§ **What this task involves**
Extract the lines of the material from its first line through the line containing "stat-label: Matches — [278, 121, 342, 139]", both included, and reproduce them without any alteration.

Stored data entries
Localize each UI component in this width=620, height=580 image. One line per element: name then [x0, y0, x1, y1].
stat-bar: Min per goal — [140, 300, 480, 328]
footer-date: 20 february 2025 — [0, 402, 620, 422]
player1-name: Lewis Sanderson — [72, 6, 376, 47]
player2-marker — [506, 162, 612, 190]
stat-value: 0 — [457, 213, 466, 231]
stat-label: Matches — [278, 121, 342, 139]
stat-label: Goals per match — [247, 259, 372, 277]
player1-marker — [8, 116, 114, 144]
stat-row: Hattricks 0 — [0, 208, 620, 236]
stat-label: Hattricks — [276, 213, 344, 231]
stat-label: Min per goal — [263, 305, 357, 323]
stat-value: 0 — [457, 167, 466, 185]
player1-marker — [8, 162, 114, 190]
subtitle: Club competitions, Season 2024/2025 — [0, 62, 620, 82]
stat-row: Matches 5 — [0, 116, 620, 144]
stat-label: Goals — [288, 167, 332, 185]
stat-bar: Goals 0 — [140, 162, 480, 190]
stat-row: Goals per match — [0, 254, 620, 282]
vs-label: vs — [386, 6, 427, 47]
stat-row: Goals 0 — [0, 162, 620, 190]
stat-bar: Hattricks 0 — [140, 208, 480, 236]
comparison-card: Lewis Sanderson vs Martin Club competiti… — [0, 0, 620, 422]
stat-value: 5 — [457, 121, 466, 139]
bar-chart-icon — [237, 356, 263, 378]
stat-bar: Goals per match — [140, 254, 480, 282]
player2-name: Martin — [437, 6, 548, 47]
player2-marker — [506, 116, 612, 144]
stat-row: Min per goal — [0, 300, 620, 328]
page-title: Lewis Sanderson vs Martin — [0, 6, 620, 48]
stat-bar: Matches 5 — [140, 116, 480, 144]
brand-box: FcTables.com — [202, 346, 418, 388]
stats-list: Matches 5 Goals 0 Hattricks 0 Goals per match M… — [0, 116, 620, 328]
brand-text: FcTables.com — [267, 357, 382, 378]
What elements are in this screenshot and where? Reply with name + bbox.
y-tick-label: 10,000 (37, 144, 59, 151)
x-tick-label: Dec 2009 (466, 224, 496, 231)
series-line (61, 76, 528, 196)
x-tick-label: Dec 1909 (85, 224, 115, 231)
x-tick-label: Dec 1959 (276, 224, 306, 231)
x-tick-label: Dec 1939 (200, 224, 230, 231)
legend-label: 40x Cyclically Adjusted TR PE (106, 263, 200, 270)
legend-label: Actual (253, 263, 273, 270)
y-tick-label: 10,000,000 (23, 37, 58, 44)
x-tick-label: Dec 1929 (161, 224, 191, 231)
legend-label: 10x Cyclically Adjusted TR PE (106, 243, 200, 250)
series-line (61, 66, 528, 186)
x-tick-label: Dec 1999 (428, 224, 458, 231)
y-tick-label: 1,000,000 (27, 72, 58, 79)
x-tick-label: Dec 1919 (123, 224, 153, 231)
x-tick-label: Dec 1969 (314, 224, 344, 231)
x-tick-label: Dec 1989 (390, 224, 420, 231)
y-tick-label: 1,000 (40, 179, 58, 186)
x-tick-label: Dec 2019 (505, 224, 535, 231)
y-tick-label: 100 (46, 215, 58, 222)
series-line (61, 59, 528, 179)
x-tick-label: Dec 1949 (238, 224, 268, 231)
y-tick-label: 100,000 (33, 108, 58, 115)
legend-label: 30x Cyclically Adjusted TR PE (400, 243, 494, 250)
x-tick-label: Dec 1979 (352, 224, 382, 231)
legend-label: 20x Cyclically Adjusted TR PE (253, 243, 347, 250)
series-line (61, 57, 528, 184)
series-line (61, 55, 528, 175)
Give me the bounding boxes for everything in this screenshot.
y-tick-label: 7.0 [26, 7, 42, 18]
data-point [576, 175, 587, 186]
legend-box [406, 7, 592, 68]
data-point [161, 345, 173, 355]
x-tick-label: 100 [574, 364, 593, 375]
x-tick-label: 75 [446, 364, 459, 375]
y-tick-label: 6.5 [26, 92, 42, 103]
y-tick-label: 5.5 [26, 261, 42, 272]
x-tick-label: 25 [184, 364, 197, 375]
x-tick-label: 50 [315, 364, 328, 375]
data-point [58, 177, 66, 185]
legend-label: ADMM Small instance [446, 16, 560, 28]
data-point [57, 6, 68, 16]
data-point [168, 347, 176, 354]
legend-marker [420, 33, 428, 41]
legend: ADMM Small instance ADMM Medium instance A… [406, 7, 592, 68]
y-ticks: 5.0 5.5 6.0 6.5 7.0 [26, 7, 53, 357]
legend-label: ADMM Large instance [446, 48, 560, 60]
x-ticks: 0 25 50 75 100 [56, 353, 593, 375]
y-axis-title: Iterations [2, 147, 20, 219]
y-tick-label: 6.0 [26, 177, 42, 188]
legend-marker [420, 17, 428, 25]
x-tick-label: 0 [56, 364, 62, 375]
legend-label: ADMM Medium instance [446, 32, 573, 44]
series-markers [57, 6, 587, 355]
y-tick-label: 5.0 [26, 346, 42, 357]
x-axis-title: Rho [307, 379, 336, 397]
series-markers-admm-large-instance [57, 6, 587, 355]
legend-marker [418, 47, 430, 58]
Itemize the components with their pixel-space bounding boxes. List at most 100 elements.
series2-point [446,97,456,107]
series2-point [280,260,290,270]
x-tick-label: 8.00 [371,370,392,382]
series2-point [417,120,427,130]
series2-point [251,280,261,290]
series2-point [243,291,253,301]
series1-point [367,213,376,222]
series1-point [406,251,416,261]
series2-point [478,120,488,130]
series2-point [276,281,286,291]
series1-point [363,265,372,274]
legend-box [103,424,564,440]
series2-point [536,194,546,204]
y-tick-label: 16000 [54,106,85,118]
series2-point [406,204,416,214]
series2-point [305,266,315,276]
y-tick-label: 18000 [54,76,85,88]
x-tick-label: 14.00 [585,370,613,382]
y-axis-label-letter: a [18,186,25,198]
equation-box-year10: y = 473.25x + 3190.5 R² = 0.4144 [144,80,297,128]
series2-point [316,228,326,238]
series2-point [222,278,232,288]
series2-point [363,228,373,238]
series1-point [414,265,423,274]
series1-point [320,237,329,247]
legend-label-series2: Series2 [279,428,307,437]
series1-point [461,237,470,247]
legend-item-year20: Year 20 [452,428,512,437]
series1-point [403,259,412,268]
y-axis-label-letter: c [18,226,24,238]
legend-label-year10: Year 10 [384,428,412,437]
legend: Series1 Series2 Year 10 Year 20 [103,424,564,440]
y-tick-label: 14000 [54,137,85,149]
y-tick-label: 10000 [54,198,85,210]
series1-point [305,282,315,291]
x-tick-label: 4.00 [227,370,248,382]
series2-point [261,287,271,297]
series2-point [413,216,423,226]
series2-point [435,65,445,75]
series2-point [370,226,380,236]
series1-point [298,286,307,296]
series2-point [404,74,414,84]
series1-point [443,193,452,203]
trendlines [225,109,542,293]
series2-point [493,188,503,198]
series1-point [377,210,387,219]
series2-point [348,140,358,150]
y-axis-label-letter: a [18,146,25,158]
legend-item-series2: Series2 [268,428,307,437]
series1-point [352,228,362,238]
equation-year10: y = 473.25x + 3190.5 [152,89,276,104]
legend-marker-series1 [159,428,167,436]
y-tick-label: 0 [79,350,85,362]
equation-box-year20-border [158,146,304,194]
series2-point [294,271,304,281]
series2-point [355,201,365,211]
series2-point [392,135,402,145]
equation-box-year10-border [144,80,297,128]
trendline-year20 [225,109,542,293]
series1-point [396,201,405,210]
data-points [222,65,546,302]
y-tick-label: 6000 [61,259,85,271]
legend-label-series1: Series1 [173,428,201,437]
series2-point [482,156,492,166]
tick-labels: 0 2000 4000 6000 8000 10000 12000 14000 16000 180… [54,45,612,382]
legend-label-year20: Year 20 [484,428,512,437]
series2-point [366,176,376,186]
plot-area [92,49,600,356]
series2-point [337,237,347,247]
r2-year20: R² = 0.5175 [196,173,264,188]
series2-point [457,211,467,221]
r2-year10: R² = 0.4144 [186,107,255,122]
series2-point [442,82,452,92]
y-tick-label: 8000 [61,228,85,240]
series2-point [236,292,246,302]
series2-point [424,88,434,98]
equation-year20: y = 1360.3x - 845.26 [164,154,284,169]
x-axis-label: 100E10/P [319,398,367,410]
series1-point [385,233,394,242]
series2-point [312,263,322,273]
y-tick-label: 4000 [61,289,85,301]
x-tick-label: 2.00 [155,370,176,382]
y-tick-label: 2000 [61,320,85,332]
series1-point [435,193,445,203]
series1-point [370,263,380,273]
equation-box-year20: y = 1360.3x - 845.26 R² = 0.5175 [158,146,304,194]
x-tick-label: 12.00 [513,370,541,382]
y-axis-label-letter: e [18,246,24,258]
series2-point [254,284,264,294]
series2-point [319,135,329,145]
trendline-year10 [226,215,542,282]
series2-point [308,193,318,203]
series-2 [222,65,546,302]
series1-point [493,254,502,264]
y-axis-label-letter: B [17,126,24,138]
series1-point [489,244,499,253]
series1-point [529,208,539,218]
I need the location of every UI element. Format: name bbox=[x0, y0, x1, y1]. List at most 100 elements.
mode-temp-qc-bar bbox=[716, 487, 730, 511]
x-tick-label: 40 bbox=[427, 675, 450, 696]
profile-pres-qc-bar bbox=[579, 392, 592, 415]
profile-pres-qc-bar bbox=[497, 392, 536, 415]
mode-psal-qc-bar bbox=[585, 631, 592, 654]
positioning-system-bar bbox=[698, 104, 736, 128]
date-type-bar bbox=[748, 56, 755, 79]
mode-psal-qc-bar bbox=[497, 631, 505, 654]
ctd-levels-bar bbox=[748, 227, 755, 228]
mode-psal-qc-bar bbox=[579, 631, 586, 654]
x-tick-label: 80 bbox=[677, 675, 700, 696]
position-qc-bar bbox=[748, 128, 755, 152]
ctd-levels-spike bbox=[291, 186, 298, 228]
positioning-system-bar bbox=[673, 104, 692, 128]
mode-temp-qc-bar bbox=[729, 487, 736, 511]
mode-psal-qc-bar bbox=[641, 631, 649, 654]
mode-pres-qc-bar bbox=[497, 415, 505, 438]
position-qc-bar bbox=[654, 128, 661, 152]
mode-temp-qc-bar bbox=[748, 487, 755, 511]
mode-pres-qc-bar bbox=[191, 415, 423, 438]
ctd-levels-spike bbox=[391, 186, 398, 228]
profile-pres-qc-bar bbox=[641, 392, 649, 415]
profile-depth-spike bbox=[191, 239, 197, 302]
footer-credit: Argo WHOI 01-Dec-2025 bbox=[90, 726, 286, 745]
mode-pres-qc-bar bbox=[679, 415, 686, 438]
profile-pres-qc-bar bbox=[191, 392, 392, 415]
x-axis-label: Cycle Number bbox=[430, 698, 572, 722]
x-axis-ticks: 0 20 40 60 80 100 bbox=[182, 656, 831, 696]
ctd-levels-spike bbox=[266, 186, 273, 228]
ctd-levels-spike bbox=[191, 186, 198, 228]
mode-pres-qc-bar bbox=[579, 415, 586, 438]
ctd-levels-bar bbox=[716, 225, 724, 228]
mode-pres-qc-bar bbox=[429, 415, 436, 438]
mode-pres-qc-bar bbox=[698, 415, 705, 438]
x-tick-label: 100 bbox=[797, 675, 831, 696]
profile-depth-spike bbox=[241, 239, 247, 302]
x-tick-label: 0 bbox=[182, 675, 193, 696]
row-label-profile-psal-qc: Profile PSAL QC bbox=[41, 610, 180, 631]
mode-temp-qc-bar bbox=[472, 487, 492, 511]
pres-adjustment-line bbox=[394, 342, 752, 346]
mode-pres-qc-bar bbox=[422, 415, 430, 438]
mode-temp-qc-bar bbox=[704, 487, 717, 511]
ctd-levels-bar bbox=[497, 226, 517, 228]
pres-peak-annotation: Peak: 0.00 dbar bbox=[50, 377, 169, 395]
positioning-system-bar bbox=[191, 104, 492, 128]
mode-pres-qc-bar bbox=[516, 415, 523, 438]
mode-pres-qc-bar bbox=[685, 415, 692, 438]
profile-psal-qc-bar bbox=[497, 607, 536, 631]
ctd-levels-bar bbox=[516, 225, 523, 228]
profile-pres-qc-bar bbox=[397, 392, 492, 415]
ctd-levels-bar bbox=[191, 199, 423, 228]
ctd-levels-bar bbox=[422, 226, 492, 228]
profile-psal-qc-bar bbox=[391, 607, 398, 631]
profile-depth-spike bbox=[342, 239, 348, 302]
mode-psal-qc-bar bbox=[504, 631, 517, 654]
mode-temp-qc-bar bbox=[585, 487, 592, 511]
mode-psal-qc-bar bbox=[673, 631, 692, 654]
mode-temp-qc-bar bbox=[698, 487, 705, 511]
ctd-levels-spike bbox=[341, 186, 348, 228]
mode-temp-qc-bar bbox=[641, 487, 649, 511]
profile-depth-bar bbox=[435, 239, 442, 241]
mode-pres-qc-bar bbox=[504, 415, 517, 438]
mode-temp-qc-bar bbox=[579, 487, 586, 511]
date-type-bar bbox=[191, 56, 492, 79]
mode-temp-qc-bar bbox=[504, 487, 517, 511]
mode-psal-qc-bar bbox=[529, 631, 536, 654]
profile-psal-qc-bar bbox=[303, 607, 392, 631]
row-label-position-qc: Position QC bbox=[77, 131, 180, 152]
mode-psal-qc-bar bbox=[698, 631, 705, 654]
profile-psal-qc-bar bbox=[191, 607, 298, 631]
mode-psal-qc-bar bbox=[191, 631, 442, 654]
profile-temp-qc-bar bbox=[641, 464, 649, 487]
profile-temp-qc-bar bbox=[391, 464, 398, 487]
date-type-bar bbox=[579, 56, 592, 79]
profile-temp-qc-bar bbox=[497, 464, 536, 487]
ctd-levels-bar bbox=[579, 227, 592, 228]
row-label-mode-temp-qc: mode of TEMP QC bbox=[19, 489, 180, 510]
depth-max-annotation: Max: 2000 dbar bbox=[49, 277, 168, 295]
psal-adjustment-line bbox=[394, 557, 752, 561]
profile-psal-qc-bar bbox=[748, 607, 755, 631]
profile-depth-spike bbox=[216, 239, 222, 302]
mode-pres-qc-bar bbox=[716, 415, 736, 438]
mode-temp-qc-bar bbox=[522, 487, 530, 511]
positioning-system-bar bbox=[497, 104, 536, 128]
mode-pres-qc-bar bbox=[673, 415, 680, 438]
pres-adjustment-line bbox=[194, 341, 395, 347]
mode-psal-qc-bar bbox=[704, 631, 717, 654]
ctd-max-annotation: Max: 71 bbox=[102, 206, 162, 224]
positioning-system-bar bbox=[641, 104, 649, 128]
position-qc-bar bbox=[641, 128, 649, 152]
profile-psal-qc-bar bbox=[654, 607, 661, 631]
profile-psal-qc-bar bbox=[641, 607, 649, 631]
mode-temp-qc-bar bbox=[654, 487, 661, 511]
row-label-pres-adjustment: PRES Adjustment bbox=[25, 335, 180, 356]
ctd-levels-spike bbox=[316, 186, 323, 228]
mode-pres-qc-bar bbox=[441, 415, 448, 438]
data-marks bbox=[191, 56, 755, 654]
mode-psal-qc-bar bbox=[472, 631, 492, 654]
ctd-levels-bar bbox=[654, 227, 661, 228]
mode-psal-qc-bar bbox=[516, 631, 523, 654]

§ **Problem solution**
Localize each UI component in this width=620, height=580 image. One line per element: name then [x0, y0, x1, y1].
stat-bar: Min per goal — [140, 300, 480, 328]
footer-date: 20 february 2025 — [0, 402, 620, 422]
player1-name: Lewis Sanderson — [72, 6, 376, 47]
player2-marker — [506, 162, 612, 190]
stat-value: 0 — [457, 213, 466, 231]
stat-label: Matches — [278, 121, 342, 139]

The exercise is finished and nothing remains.